--- The exercise ---
Extract the records in full, leaving every picture out.

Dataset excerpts
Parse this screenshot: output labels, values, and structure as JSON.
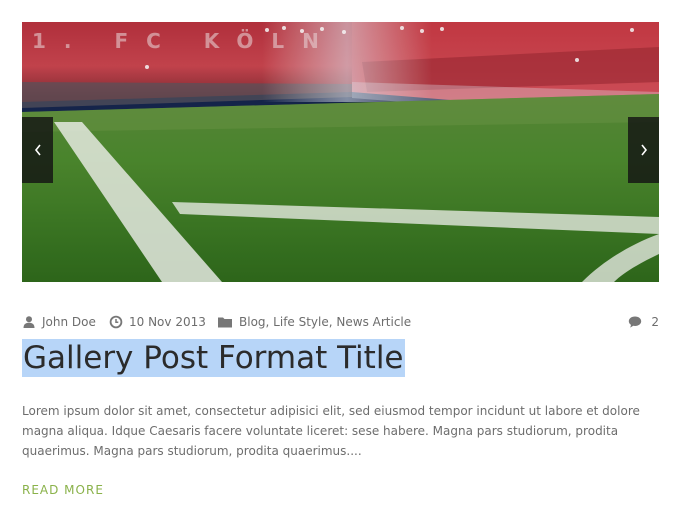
{
  "gallery": {
    "image_name": "football-stadium-corner-photo",
    "stand_lettering": "1. FC KÖLN",
    "prev_icon": "chevron-left-icon",
    "next_icon": "chevron-right-icon"
  },
  "meta": {
    "author_icon": "user-icon",
    "author": "John Doe",
    "date_icon": "clock-icon",
    "date": "10 Nov 2013",
    "categories_icon": "folder-icon",
    "categories": [
      "Blog",
      "Life Style",
      "News Article"
    ],
    "separator": ", ",
    "comments_icon": "comment-icon",
    "comments_count": "2"
  },
  "post": {
    "title": "Gallery Post Format Title",
    "excerpt": "Lorem ipsum dolor sit amet, consectetur adipisici elit, sed eiusmod tempor incidunt ut labore et dolore magna aliqua. Idque Caesaris facere voluntate liceret: sese habere. Magna pars studiorum, prodita quaerimus. Magna pars studiorum, prodita quaerimus....",
    "read_more": "READ MORE"
  },
  "colors": {
    "accent": "#8ab24a",
    "title": "#2b2b2b",
    "text": "#6d6d6d",
    "selection": "#b7d5f8",
    "arrow_bg": "#141414"
  }
}
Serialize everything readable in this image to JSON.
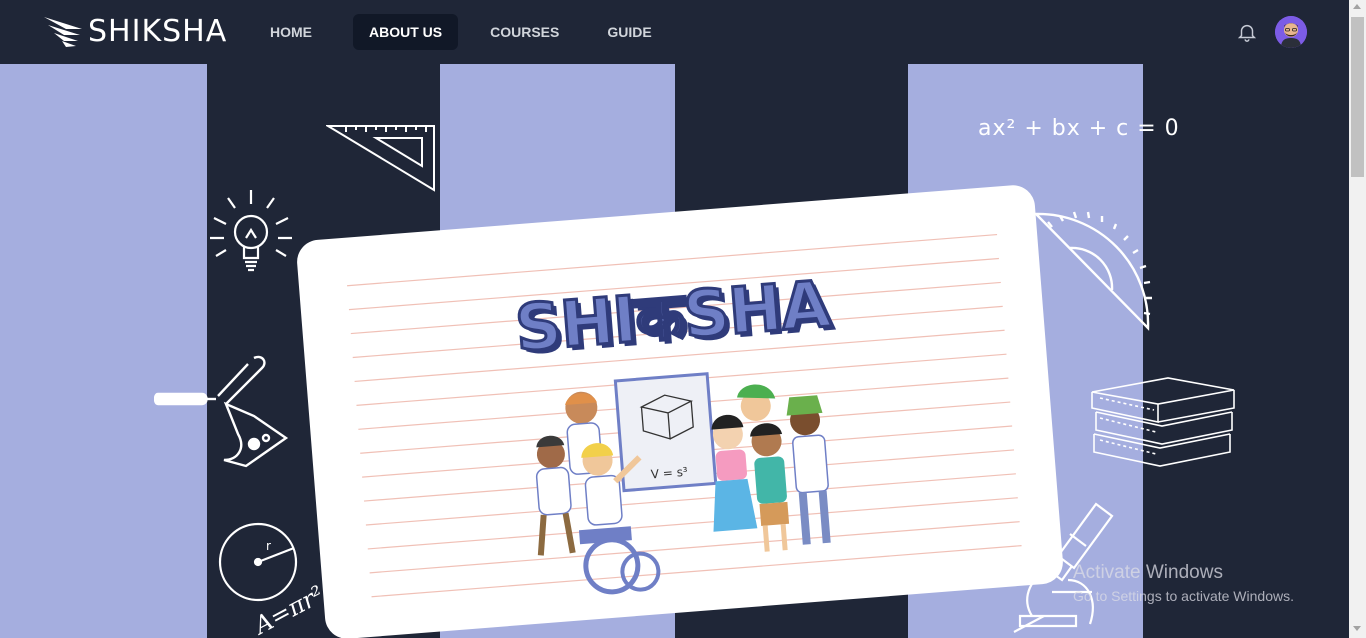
{
  "brand": {
    "name": "SHIKSHA"
  },
  "nav": {
    "items": [
      {
        "label": "HOME"
      },
      {
        "label": "ABOUT US"
      },
      {
        "label": "COURSES"
      },
      {
        "label": "GUIDE"
      }
    ],
    "active": "ABOUT US"
  },
  "header_icons": {
    "notifications": "bell-icon",
    "profile": "avatar"
  },
  "hero": {
    "card_logo": "SHIकSHA",
    "formula_quadratic": "ax² + bx + c = 0",
    "formula_circle": "A=πr²",
    "board_formula": "V = s³",
    "doodles": [
      "set-square-icon",
      "lightbulb-icon",
      "chemistry-flask-icon",
      "circle-radius-icon",
      "protractor-icon",
      "books-icon",
      "microscope-icon"
    ]
  },
  "watermark": {
    "title": "Activate Windows",
    "subtitle": "Go to Settings to activate Windows."
  },
  "colors": {
    "navy": "#1f2637",
    "lavender": "#a5aedf",
    "accent_blue": "#6f7fc6",
    "avatar_bg": "#8b5cf6"
  }
}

--- Task output ---
Parse this screenshot: output labels, values, and structure as JSON.
{
  "gallery": {
    "image_name": "football-stadium-corner-photo",
    "stand_lettering": "1. FC KÖLN",
    "prev_icon": "chevron-left-icon",
    "next_icon": "chevron-right-icon"
  },
  "meta": {
    "author_icon": "user-icon",
    "author": "John Doe",
    "date_icon": "clock-icon",
    "date": "10 Nov 2013",
    "categories_icon": "folder-icon",
    "categories": [
      "Blog",
      "Life Style",
      "News Article"
    ],
    "separator": ", ",
    "comments_icon": "comment-icon",
    "comments_count": "2"
  },
  "post": {
    "title": "Gallery Post Format Title",
    "excerpt": "Lorem ipsum dolor sit amet, consectetur adipisici elit, sed eiusmod tempor incidunt ut labore et dolore magna aliqua. Idque Caesaris facere voluntate liceret: sese habere. Magna pars studiorum, prodita quaerimus. Magna pars studiorum, prodita quaerimus....",
    "read_more": "READ MORE"
  },
  "colors": {
    "accent": "#8ab24a",
    "title": "#2b2b2b",
    "text": "#6d6d6d",
    "selection": "#b7d5f8",
    "arrow_bg": "#141414"
  }
}
Serialize everything readable in this image to JSON.
{
  "brand": {
    "name": "SHIKSHA"
  },
  "nav": {
    "items": [
      {
        "label": "HOME"
      },
      {
        "label": "ABOUT US"
      },
      {
        "label": "COURSES"
      },
      {
        "label": "GUIDE"
      }
    ],
    "active": "ABOUT US"
  },
  "header_icons": {
    "notifications": "bell-icon",
    "profile": "avatar"
  },
  "hero": {
    "card_logo": "SHIकSHA",
    "formula_quadratic": "ax² + bx + c = 0",
    "formula_circle": "A=πr²",
    "board_formula": "V = s³",
    "doodles": [
      "set-square-icon",
      "lightbulb-icon",
      "chemistry-flask-icon",
      "circle-radius-icon",
      "protractor-icon",
      "books-icon",
      "microscope-icon"
    ]
  },
  "watermark": {
    "title": "Activate Windows",
    "subtitle": "Go to Settings to activate Windows."
  },
  "colors": {
    "navy": "#1f2637",
    "lavender": "#a5aedf",
    "accent_blue": "#6f7fc6",
    "avatar_bg": "#8b5cf6"
  }
}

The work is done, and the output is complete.